(Chart and figure data)
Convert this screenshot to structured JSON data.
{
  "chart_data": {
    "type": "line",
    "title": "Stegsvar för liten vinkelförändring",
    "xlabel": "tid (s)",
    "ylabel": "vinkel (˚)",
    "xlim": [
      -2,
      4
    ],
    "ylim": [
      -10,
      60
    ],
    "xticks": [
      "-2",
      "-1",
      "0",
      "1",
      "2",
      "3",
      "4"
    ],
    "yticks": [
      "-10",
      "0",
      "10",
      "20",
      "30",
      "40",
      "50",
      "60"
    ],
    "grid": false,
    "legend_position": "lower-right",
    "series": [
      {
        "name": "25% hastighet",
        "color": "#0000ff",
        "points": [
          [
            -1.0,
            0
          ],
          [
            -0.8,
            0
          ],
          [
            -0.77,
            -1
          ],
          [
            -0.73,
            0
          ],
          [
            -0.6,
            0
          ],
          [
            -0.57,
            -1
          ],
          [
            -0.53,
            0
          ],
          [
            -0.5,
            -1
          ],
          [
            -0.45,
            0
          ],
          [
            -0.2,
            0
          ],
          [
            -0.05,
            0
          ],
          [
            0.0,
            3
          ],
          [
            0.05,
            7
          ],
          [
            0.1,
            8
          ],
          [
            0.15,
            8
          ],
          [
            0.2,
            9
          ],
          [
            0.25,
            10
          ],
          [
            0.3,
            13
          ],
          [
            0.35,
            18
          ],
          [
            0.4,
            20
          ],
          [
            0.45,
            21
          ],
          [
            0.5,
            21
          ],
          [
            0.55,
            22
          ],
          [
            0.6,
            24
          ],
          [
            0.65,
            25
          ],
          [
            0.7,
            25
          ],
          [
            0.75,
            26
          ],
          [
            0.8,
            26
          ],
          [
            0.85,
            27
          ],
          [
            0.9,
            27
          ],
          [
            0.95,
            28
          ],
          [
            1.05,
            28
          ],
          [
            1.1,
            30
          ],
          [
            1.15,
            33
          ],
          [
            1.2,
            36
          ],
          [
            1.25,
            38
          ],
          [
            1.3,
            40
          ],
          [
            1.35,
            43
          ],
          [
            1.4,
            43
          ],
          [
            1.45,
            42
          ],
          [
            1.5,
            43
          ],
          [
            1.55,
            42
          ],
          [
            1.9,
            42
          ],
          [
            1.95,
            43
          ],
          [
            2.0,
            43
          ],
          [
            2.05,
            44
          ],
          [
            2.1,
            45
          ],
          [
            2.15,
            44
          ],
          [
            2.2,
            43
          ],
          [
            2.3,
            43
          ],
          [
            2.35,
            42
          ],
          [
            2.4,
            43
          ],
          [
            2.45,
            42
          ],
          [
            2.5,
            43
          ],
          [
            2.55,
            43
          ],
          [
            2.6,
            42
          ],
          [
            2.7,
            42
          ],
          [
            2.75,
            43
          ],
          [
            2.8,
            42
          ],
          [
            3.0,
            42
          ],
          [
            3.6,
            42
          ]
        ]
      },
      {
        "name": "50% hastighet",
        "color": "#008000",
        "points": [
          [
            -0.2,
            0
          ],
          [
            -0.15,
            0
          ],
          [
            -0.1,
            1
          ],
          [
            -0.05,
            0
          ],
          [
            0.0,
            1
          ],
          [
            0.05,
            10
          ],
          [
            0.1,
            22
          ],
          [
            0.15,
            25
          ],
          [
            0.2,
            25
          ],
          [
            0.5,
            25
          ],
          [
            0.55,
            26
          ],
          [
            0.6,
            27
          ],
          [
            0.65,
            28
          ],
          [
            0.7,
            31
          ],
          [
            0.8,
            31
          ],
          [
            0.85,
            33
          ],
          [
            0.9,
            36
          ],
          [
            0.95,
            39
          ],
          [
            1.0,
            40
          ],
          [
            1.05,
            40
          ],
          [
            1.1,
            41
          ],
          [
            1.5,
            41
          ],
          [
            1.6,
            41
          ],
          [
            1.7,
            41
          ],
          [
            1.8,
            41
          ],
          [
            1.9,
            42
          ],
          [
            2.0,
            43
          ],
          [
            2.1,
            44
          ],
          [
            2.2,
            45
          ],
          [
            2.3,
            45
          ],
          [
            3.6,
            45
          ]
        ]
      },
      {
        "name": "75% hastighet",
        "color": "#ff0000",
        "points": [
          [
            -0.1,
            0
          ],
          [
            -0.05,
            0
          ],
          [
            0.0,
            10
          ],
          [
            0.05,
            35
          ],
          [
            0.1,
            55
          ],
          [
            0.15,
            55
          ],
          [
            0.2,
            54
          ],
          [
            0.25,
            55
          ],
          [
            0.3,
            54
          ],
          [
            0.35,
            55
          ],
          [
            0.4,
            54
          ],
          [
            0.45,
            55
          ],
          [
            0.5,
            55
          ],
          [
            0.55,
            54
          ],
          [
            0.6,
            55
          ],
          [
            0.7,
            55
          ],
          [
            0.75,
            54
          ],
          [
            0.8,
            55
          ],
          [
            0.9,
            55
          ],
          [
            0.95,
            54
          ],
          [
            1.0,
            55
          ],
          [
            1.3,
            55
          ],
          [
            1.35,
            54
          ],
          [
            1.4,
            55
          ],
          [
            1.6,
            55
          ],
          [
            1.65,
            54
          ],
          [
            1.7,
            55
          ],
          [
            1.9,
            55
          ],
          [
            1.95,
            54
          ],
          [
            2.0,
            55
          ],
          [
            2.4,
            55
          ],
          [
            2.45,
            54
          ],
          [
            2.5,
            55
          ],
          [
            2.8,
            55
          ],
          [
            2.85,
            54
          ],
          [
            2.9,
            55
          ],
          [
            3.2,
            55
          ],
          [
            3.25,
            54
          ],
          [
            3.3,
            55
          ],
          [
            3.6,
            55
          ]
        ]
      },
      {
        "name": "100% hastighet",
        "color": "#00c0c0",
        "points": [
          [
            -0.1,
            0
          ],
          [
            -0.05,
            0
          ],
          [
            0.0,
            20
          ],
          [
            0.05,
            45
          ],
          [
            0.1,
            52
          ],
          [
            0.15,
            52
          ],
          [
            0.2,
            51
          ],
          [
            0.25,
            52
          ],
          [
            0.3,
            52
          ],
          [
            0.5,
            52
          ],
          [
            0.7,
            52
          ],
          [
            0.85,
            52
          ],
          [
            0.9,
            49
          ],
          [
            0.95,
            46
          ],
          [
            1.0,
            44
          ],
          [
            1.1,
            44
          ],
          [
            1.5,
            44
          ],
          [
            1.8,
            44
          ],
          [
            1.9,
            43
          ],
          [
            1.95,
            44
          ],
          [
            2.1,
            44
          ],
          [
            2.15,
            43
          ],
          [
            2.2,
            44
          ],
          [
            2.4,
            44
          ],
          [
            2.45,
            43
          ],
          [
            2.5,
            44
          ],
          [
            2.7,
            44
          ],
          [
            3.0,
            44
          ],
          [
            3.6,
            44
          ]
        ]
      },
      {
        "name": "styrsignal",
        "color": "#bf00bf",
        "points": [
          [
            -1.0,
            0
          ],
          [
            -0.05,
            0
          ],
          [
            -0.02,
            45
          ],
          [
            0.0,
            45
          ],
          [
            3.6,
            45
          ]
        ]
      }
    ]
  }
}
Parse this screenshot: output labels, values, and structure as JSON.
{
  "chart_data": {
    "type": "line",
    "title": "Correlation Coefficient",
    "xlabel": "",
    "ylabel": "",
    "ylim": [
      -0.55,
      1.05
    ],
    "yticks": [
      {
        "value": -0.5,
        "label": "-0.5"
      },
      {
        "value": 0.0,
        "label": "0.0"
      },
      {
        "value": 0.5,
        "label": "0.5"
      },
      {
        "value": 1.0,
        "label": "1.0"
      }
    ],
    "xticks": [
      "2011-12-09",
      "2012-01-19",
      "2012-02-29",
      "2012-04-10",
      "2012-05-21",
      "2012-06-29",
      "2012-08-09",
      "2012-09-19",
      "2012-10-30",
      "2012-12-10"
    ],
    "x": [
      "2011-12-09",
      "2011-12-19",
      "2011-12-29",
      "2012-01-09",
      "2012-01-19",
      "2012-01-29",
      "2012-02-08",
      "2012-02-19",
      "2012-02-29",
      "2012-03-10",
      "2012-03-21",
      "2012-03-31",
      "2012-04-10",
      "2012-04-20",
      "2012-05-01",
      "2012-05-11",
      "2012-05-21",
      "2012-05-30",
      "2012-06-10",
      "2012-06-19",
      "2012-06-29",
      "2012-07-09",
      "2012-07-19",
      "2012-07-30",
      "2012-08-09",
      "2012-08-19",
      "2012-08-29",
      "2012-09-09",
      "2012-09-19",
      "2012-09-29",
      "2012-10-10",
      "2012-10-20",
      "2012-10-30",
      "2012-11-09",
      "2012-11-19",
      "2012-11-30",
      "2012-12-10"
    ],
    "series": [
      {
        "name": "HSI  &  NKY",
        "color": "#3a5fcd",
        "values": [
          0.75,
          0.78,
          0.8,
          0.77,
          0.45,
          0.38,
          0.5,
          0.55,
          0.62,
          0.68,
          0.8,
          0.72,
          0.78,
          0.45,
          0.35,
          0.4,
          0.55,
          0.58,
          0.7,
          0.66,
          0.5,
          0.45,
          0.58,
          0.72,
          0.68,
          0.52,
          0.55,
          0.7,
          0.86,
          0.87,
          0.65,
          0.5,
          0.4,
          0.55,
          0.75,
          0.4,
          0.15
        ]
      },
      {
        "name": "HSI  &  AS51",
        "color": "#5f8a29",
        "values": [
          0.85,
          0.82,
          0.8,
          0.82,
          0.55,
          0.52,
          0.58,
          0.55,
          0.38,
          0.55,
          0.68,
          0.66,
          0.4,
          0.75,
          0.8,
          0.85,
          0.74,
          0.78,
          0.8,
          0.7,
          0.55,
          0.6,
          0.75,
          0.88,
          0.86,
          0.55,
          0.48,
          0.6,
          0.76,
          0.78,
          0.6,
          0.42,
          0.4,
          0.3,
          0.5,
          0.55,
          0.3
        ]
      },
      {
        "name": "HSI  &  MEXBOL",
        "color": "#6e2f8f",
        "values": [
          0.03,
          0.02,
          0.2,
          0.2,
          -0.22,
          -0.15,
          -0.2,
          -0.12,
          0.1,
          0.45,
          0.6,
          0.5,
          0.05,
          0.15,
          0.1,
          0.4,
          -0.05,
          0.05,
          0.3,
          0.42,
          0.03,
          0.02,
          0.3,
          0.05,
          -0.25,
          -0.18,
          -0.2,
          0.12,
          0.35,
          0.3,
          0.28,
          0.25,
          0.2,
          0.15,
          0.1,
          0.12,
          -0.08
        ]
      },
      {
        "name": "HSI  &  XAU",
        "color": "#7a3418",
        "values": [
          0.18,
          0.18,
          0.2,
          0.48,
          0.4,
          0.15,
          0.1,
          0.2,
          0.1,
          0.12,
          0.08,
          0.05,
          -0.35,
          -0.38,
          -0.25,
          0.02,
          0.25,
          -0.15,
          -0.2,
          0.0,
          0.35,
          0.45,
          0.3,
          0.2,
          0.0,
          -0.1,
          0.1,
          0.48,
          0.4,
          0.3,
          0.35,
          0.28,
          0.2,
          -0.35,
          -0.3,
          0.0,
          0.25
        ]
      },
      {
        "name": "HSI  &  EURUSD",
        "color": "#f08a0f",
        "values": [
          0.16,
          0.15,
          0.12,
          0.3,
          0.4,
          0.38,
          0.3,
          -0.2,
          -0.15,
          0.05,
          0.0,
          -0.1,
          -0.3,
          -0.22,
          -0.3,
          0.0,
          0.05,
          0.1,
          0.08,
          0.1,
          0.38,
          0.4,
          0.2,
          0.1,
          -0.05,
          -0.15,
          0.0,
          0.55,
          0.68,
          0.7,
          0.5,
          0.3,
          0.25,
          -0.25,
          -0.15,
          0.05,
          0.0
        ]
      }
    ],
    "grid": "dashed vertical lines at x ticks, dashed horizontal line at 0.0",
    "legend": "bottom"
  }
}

_Short problem_: All lines above containing the string "this" are to be collected.

_Correct output_:
Convert this screenshot to structured JSON data.
Parse this screenshot: output labels, values, and structure as JSON.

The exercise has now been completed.